◆ **To be done**: Find the string "comparison" in the entries and copy each line that has it.

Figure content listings
────────────────────────────────────────

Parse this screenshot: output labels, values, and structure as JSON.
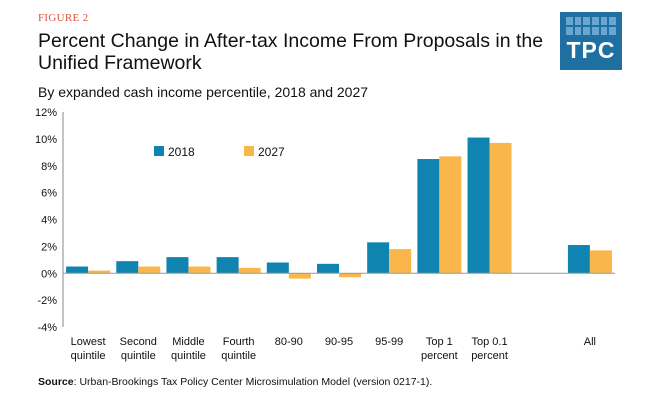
{
  "header": {
    "figure_label": "FIGURE 2",
    "title": "Percent Change in After-tax Income From Proposals in the Unified Framework",
    "subtitle": "By expanded cash income percentile, 2018 and 2027"
  },
  "logo": {
    "text": "TPC",
    "color": "#1f6fa3"
  },
  "source": {
    "label": "Source",
    "text": ": Urban-Brookings Tax Policy Center Microsimulation Model (version 0217-1)."
  },
  "chart_data": {
    "type": "bar",
    "categories": [
      [
        "Lowest",
        "quintile"
      ],
      [
        "Second",
        "quintile"
      ],
      [
        "Middle",
        "quintile"
      ],
      [
        "Fourth",
        "quintile"
      ],
      [
        "80-90"
      ],
      [
        "90-95"
      ],
      [
        "95-99"
      ],
      [
        "Top 1",
        "percent"
      ],
      [
        "Top 0.1",
        "percent"
      ],
      [],
      [
        "All"
      ]
    ],
    "series": [
      {
        "name": "2018",
        "color": "#0f84b0",
        "values": [
          0.5,
          0.9,
          1.2,
          1.2,
          0.8,
          0.7,
          2.3,
          8.5,
          10.1,
          null,
          2.1
        ]
      },
      {
        "name": "2027",
        "color": "#fbb64b",
        "values": [
          0.2,
          0.5,
          0.5,
          0.4,
          -0.4,
          -0.3,
          1.8,
          8.7,
          9.7,
          null,
          1.7
        ]
      }
    ],
    "ylim": [
      -4,
      12
    ],
    "yticks": [
      -4,
      -2,
      0,
      2,
      4,
      6,
      8,
      10,
      12
    ],
    "ytick_labels": [
      "-4%",
      "-2%",
      "0%",
      "2%",
      "4%",
      "6%",
      "8%",
      "10%",
      "12%"
    ],
    "legend_position": "top-left",
    "grid": false
  }
}
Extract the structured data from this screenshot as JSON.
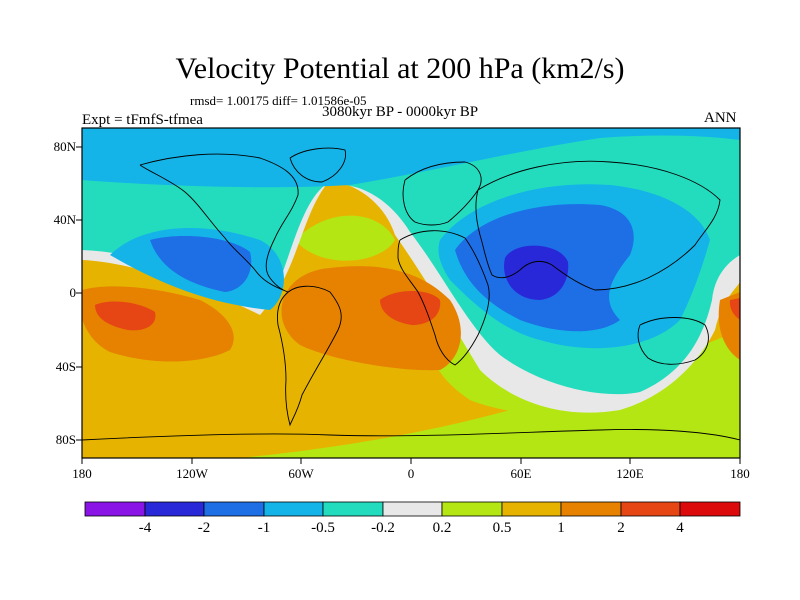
{
  "title": "Velocity Potential at 200 hPa (km2/s)",
  "stats": "rmsd= 1.00175  diff= 1.01586e-05",
  "experiment": "Expt = tFmfS-tfmea",
  "period": "3080kyr BP - 0000kyr BP",
  "season": "ANN",
  "lon_ticks": [
    "180",
    "120W",
    "60W",
    "0",
    "60E",
    "120E",
    "180"
  ],
  "lat_ticks": [
    "80N",
    "40N",
    "0",
    "40S",
    "80S"
  ],
  "colorbar": {
    "colors": [
      "#8a14e6",
      "#2828d8",
      "#1e6ee6",
      "#14b4e8",
      "#23dcbe",
      "#e8e8e8",
      "#b4e614",
      "#e6b400",
      "#e68200",
      "#e64614",
      "#dc0a0a"
    ],
    "labels": [
      "-4",
      "-2",
      "-1",
      "-0.5",
      "-0.2",
      "0.2",
      "0.5",
      "1",
      "2",
      "4"
    ]
  }
}
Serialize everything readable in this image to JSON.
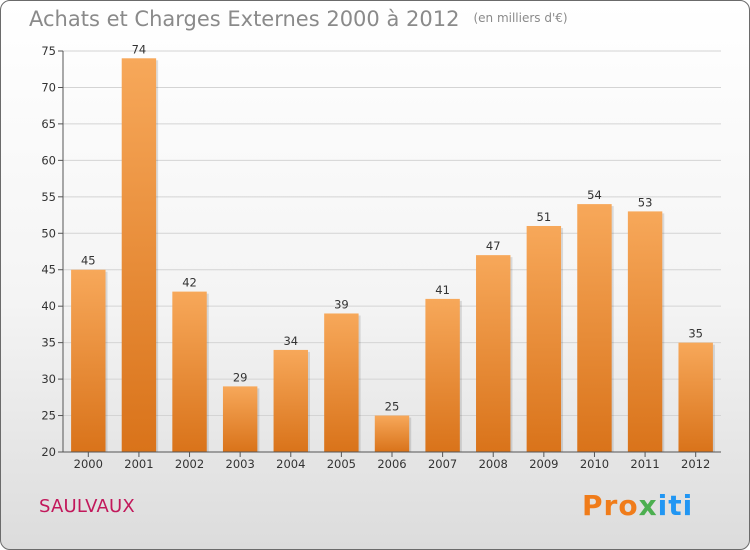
{
  "title": "Achats et Charges Externes 2000 à 2012",
  "unit": "(en milliers d'€)",
  "town": "SAULVAUX",
  "logo": {
    "p1": "Pro",
    "p2": "x",
    "p3": "iti"
  },
  "chart_data": {
    "type": "bar",
    "categories": [
      "2000",
      "2001",
      "2002",
      "2003",
      "2004",
      "2005",
      "2006",
      "2007",
      "2008",
      "2009",
      "2010",
      "2011",
      "2012"
    ],
    "values": [
      45,
      74,
      42,
      29,
      34,
      39,
      25,
      41,
      47,
      51,
      54,
      53,
      35
    ],
    "ylim": [
      20,
      75
    ],
    "yticks": [
      20,
      25,
      30,
      35,
      40,
      45,
      50,
      55,
      60,
      65,
      70,
      75
    ],
    "grid": true,
    "colors": {
      "bar_top": "#f7a85a",
      "bar_bottom": "#d9731a",
      "grid": "#d4d4d4",
      "axis": "#555555"
    }
  }
}
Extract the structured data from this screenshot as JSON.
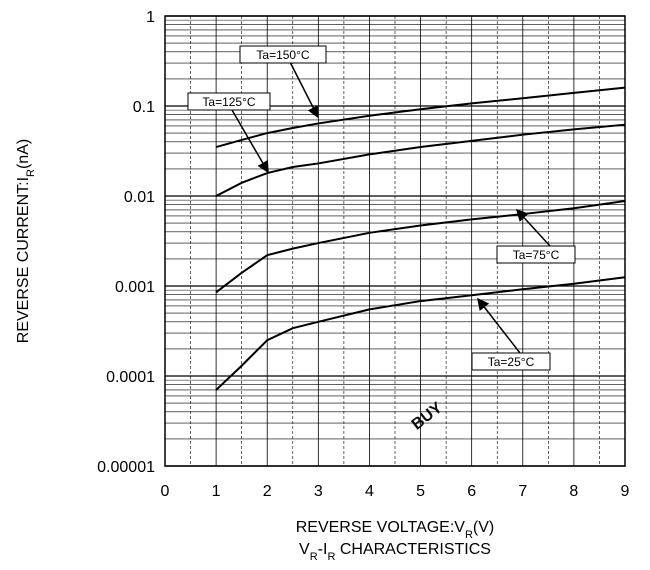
{
  "chart_data": {
    "type": "line",
    "title_parts": [
      {
        "text": "V"
      },
      {
        "text": "R",
        "sub": true
      },
      {
        "text": "-I"
      },
      {
        "text": "R",
        "sub": true
      },
      {
        "text": " CHARACTERISTICS"
      }
    ],
    "x_label_parts": [
      {
        "text": "REVERSE VOLTAGE:V"
      },
      {
        "text": "R",
        "sub": true
      },
      {
        "text": "(V)"
      }
    ],
    "y_label_parts": [
      {
        "text": "REVERSE CURRENT:I"
      },
      {
        "text": "R",
        "sub": true
      },
      {
        "text": "(nA)"
      }
    ],
    "x": [
      1,
      1.5,
      2,
      2.5,
      3,
      4,
      5,
      6,
      7,
      8,
      9
    ],
    "series": [
      {
        "name": "Ta=150°C",
        "color": "#000000",
        "values": [
          0.035,
          0.042,
          0.05,
          0.057,
          0.064,
          0.078,
          0.092,
          0.107,
          0.122,
          0.14,
          0.16
        ]
      },
      {
        "name": "Ta=125°C",
        "color": "#000000",
        "values": [
          0.01,
          0.014,
          0.018,
          0.021,
          0.023,
          0.029,
          0.035,
          0.041,
          0.048,
          0.055,
          0.062
        ]
      },
      {
        "name": "Ta=75°C",
        "color": "#000000",
        "values": [
          0.00085,
          0.0014,
          0.0022,
          0.0026,
          0.003,
          0.0039,
          0.0047,
          0.0055,
          0.0063,
          0.0073,
          0.0088
        ]
      },
      {
        "name": "Ta=25°C",
        "color": "#000000",
        "values": [
          7e-05,
          0.00013,
          0.00025,
          0.00034,
          0.0004,
          0.00055,
          0.00068,
          0.00079,
          0.00092,
          0.00106,
          0.00125
        ]
      }
    ],
    "xlim": [
      0,
      9
    ],
    "xticks": [
      0,
      1,
      2,
      3,
      4,
      5,
      6,
      7,
      8,
      9
    ],
    "ylim": [
      1e-05,
      1
    ],
    "yticks": [
      1e-05,
      0.0001,
      0.001,
      0.01,
      0.1,
      1
    ],
    "log_y": true,
    "grid": true,
    "watermark": "BUY"
  }
}
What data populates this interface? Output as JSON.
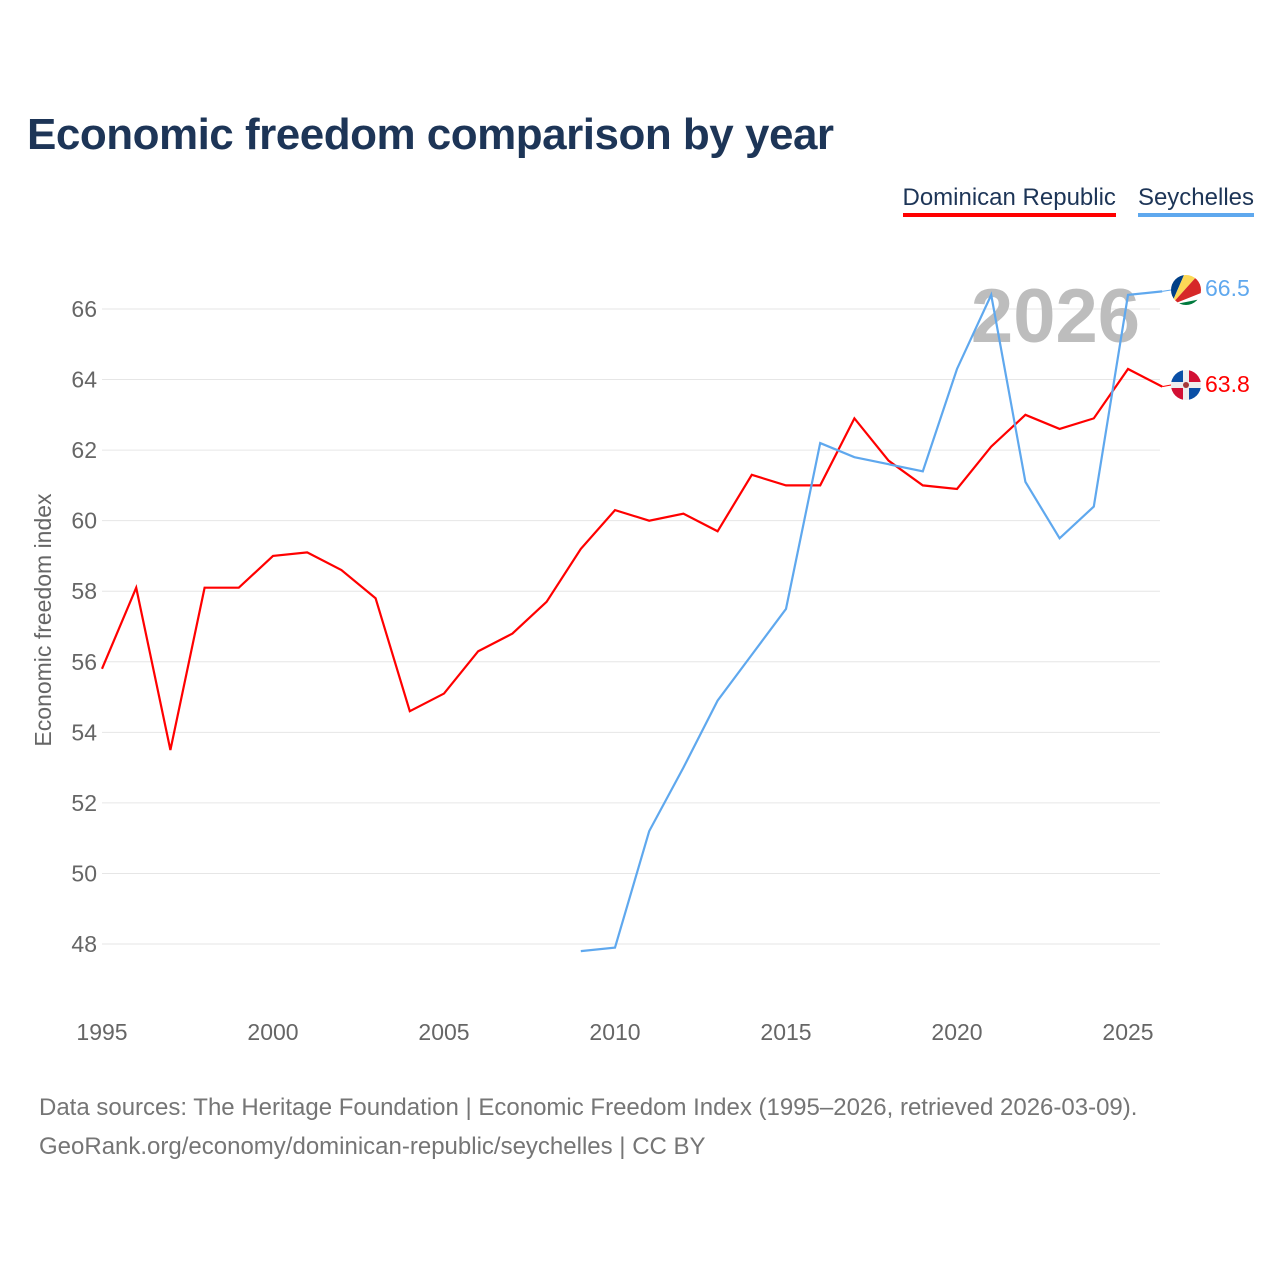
{
  "title": "Economic freedom comparison by year",
  "legend": [
    {
      "name": "Dominican Republic",
      "color": "#ff0000"
    },
    {
      "name": "Seychelles",
      "color": "#5fa8ee"
    }
  ],
  "watermark_year": "2026",
  "end_labels": {
    "seychelles": "66.5",
    "dominican": "63.8"
  },
  "source_lines": [
    "Data sources: The Heritage Foundation | Economic Freedom Index (1995–2026, retrieved 2026-03-09).",
    "GeoRank.org/economy/dominican-republic/seychelles | CC BY"
  ],
  "chart_data": {
    "type": "line",
    "title": "Economic freedom comparison by year",
    "xlabel": "",
    "ylabel": "Economic freedom index",
    "xlim": [
      1995,
      2026
    ],
    "ylim": [
      46.5,
      67.5
    ],
    "x_ticks": [
      1995,
      2000,
      2005,
      2010,
      2015,
      2020,
      2025
    ],
    "y_ticks": [
      48,
      50,
      52,
      54,
      56,
      58,
      60,
      62,
      64,
      66
    ],
    "grid": true,
    "legend_position": "top-right",
    "series": [
      {
        "name": "Dominican Republic",
        "color": "#ff0000",
        "x": [
          1995,
          1996,
          1997,
          1998,
          1999,
          2000,
          2001,
          2002,
          2003,
          2004,
          2005,
          2006,
          2007,
          2008,
          2009,
          2010,
          2011,
          2012,
          2013,
          2014,
          2015,
          2016,
          2017,
          2018,
          2019,
          2020,
          2021,
          2022,
          2023,
          2024,
          2025,
          2026
        ],
        "values": [
          55.8,
          58.1,
          53.5,
          58.1,
          58.1,
          59.0,
          59.1,
          58.6,
          57.8,
          54.6,
          55.1,
          56.3,
          56.8,
          57.7,
          59.2,
          60.3,
          60.0,
          60.2,
          59.7,
          61.3,
          61.0,
          61.0,
          62.9,
          61.7,
          61.0,
          60.9,
          62.1,
          63.0,
          62.6,
          62.9,
          64.3,
          63.8
        ]
      },
      {
        "name": "Seychelles",
        "color": "#5fa8ee",
        "x": [
          2009,
          2010,
          2011,
          2012,
          2013,
          2014,
          2015,
          2016,
          2017,
          2018,
          2019,
          2020,
          2021,
          2022,
          2023,
          2024,
          2025,
          2026
        ],
        "values": [
          47.8,
          47.9,
          51.2,
          53.0,
          54.9,
          56.2,
          57.5,
          62.2,
          61.8,
          61.6,
          61.4,
          64.3,
          66.4,
          61.1,
          59.5,
          60.4,
          66.4,
          66.5
        ]
      }
    ]
  }
}
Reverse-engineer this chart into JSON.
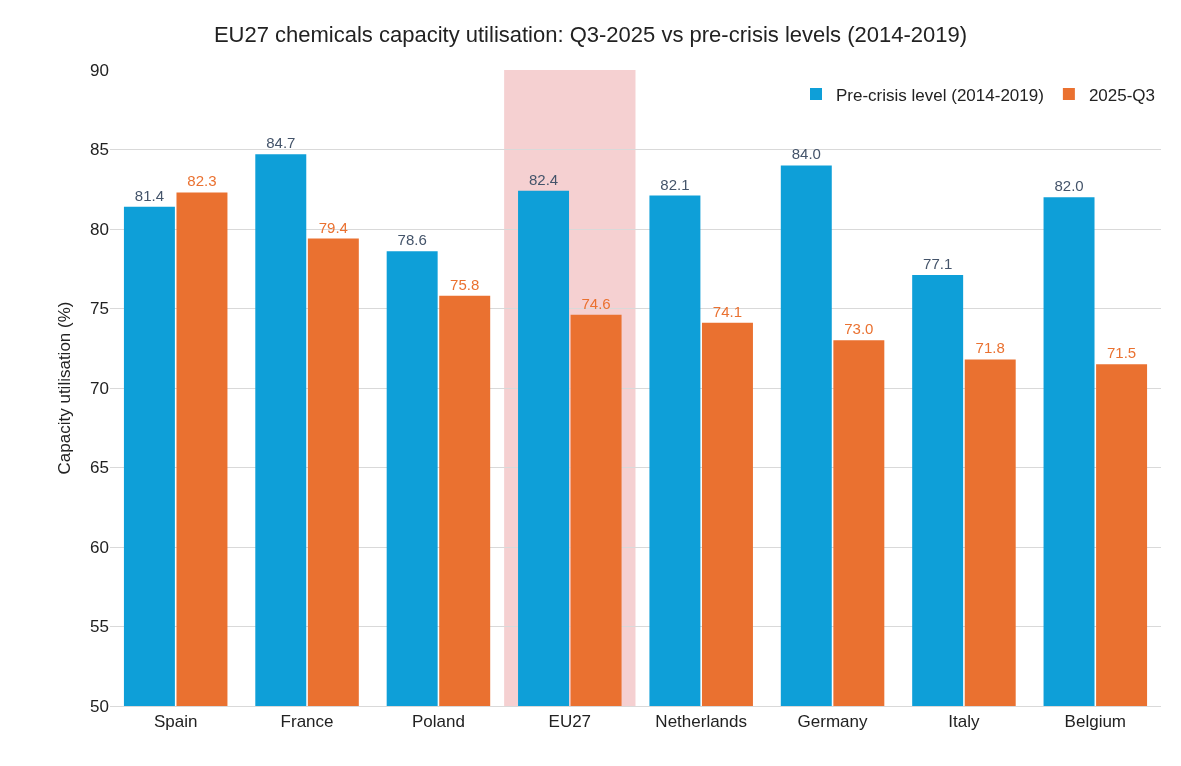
{
  "chart_data": {
    "type": "bar",
    "title": "EU27 chemicals capacity utilisation: Q3-2025 vs pre-crisis levels (2014-2019)",
    "ylabel": "Capacity utilisation (%)",
    "categories": [
      "Spain",
      "France",
      "Poland",
      "EU27",
      "Netherlands",
      "Germany",
      "Italy",
      "Belgium"
    ],
    "series": [
      {
        "name": "Pre-crisis level (2014-2019)",
        "color": "#0e9fd8",
        "values": [
          81.4,
          84.7,
          78.6,
          82.4,
          82.1,
          84.0,
          77.1,
          82.0
        ],
        "value_labels": [
          "81.4",
          "84.7",
          "78.6",
          "82.4",
          "82.1",
          "84.0",
          "77.1",
          "82.0"
        ]
      },
      {
        "name": "2025-Q3",
        "color": "#ea7130",
        "values": [
          82.3,
          79.4,
          75.8,
          74.6,
          74.1,
          73.0,
          71.8,
          71.5
        ],
        "value_labels": [
          "82.3",
          "79.4",
          "75.8",
          "74.6",
          "74.1",
          "73.0",
          "71.8",
          "71.5"
        ]
      }
    ],
    "ylim": [
      50,
      90
    ],
    "yticks": [
      50,
      55,
      60,
      65,
      70,
      75,
      80,
      85,
      90
    ],
    "grid": "y",
    "legend": "top right",
    "bands": [
      {
        "axis": "x",
        "from": "EU27",
        "to": "EU27",
        "color": "#f2c4c6"
      }
    ]
  }
}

────────────────────────────────────────

◆ **Worked solution**:
  "title": "Economic freedom comparison by year",
    "title": "Economic freedom comparison by year",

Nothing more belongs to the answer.